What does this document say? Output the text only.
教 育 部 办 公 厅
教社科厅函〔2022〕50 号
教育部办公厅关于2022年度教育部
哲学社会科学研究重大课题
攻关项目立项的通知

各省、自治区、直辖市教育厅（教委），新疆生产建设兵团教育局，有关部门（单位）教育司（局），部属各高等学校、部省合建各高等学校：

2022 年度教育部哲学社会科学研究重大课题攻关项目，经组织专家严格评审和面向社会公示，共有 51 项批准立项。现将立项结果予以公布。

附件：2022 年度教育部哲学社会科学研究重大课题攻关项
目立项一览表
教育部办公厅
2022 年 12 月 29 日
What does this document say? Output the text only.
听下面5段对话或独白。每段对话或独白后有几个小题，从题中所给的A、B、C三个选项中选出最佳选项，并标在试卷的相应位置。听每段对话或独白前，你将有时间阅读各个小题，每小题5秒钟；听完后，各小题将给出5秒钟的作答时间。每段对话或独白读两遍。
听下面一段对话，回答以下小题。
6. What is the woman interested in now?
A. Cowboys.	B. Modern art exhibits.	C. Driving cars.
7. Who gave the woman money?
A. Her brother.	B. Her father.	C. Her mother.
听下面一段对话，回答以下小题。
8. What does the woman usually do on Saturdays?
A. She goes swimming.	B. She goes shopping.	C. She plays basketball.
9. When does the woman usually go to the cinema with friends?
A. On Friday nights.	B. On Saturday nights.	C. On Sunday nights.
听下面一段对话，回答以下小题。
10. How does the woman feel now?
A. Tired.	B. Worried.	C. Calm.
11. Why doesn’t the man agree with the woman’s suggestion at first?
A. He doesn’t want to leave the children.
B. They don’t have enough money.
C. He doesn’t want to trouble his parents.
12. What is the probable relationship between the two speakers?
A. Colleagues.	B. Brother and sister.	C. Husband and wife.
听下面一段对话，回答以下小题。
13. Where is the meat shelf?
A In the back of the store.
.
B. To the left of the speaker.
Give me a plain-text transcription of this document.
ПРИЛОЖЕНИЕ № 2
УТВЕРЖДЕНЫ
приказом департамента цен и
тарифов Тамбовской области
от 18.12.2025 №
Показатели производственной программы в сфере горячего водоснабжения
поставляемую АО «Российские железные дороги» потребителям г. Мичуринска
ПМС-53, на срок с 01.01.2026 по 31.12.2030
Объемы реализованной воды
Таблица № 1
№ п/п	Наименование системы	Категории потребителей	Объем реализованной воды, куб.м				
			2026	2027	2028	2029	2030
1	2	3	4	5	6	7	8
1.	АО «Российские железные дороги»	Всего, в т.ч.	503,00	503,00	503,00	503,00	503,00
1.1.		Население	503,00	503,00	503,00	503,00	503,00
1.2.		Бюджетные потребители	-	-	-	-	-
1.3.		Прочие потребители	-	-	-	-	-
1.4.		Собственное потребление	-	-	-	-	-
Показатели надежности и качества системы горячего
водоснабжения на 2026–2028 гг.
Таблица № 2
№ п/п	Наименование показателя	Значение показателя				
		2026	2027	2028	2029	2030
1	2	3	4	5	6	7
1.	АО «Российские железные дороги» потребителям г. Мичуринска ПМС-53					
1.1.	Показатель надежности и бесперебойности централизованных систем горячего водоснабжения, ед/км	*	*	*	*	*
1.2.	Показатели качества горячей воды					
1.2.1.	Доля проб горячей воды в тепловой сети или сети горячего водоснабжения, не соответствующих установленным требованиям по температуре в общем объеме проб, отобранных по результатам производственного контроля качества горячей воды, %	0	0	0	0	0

▸ **GOAL**
Take the listing above and set it down exactly.

▸ **WRITTEN SOLUTION**
What does this document say? Output the text only.
教 育 部 办 公 厅
教社科厅函〔2022〕50 号
教育部办公厅关于2022年度教育部
哲学社会科学研究重大课题
攻关项目立项的通知

各省、自治区、直辖市教育厅（教委），新疆生产建设兵团教育局，有关部门（单位）教育司（局），部属各高等学校、部省合建各高等学校：

2022 年度教育部哲学社会科学研究重大课题攻关项目，经组织专家严格评审和面向社会公示，共有 51 项批准立项。现将立项结果予以公布。

附件：2022 年度教育部哲学社会科学研究重大课题攻关项
目立项一览表
教育部办公厅
2022 年 12 月 29 日
What does this document say? Output the text only.
听下面5段对话或独白。每段对话或独白后有几个小题，从题中所给的A、B、C三个选项中选出最佳选项，并标在试卷的相应位置。听每段对话或独白前，你将有时间阅读各个小题，每小题5秒钟；听完后，各小题将给出5秒钟的作答时间。每段对话或独白读两遍。
听下面一段对话，回答以下小题。
6. What is the woman interested in now?
A. Cowboys.	B. Modern art exhibits.	C. Driving cars.
7. Who gave the woman money?
A. Her brother.	B. Her father.	C. Her mother.
听下面一段对话，回答以下小题。
8. What does the woman usually do on Saturdays?
A. She goes swimming.	B. She goes shopping.	C. She plays basketball.
9. When does the woman usually go to the cinema with friends?
A. On Friday nights.	B. On Saturday nights.	C. On Sunday nights.
听下面一段对话，回答以下小题。
10. How does the woman feel now?
A. Tired.	B. Worried.	C. Calm.
11. Why doesn’t the man agree with the woman’s suggestion at first?
A. He doesn’t want to leave the children.
B. They don’t have enough money.
C. He doesn’t want to trouble his parents.
12. What is the probable relationship between the two speakers?
A. Colleagues.	B. Brother and sister.	C. Husband and wife.
听下面一段对话，回答以下小题。
13. Where is the meat shelf?
A In the back of the store.
.
B. To the left of the speaker.
Give me a plain-text transcription of this document.
ПРИЛОЖЕНИЕ № 2
УТВЕРЖДЕНЫ
приказом департамента цен и
тарифов Тамбовской области
от 18.12.2025 №
Показатели производственной программы в сфере горячего водоснабжения
поставляемую АО «Российские железные дороги» потребителям г. Мичуринска
ПМС-53, на срок с 01.01.2026 по 31.12.2030
Объемы реализованной воды
Таблица № 1
№ п/п	Наименование системы	Категории потребителей	Объем реализованной воды, куб.м				
			2026	2027	2028	2029	2030
1	2	3	4	5	6	7	8
1.	АО «Российские железные дороги»	Всего, в т.ч.	503,00	503,00	503,00	503,00	503,00
1.1.		Население	503,00	503,00	503,00	503,00	503,00
1.2.		Бюджетные потребители	-	-	-	-	-
1.3.		Прочие потребители	-	-	-	-	-
1.4.		Собственное потребление	-	-	-	-	-
Показатели надежности и качества системы горячего
водоснабжения на 2026–2028 гг.
Таблица № 2
№ п/п	Наименование показателя	Значение показателя				
		2026	2027	2028	2029	2030
1	2	3	4	5	6	7
1.	АО «Российские железные дороги» потребителям г. Мичуринска ПМС-53					
1.1.	Показатель надежности и бесперебойности централизованных систем горячего водоснабжения, ед/км	*	*	*	*	*
1.2.	Показатели качества горячей воды					
1.2.1.	Доля проб горячей воды в тепловой сети или сети горячего водоснабжения, не соответствующих установленным требованиям по температуре в общем объеме проб, отобранных по результатам производственного контроля качества горячей воды, %	0	0	0	0	0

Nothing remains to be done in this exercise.